Chart and figure data
----------

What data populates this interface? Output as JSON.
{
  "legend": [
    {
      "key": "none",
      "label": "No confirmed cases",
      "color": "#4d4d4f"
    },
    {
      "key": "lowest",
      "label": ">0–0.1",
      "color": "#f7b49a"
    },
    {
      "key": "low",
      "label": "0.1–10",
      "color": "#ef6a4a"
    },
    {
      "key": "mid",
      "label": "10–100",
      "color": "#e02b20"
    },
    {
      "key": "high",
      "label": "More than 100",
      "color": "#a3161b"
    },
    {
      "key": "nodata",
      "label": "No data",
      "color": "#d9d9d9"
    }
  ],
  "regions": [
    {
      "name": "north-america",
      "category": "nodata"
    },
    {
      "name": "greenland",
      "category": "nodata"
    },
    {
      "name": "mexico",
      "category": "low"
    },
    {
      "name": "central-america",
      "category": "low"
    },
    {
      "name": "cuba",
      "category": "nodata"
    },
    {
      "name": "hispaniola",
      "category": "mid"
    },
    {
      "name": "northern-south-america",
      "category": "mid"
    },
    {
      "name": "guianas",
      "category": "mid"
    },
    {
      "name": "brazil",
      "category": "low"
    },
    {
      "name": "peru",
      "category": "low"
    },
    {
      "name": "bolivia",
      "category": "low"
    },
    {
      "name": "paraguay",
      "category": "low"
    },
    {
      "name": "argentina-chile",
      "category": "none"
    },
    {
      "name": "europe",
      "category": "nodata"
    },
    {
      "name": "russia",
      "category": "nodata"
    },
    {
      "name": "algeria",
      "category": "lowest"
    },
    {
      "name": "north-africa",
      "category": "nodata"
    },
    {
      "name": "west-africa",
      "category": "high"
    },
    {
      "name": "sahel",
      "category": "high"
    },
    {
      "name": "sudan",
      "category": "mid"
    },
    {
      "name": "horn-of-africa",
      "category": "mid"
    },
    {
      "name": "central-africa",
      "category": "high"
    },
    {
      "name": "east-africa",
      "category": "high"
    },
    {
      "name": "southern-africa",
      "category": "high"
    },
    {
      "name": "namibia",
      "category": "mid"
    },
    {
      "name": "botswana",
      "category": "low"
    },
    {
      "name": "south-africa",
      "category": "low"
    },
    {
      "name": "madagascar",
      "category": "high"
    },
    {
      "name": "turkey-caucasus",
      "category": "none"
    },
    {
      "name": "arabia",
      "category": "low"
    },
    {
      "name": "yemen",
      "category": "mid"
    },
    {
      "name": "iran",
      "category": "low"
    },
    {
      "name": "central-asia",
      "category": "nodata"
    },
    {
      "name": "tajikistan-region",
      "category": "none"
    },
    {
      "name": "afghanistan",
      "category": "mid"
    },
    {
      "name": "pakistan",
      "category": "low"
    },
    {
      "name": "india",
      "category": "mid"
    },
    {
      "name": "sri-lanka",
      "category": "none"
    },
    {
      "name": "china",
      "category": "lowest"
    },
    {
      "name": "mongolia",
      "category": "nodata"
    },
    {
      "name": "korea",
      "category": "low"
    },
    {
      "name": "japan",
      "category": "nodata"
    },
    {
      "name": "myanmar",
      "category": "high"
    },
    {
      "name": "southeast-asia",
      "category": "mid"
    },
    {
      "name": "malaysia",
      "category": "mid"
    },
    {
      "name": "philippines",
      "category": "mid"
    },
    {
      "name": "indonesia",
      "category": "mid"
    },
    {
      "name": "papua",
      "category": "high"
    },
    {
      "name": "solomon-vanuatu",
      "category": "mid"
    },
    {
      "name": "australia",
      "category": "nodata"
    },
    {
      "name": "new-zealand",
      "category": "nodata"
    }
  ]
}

----------

▶ **Exercise**
Of the lines in this material, state how many hold the string "america". Write no other words.

▶ **Exercise output**
3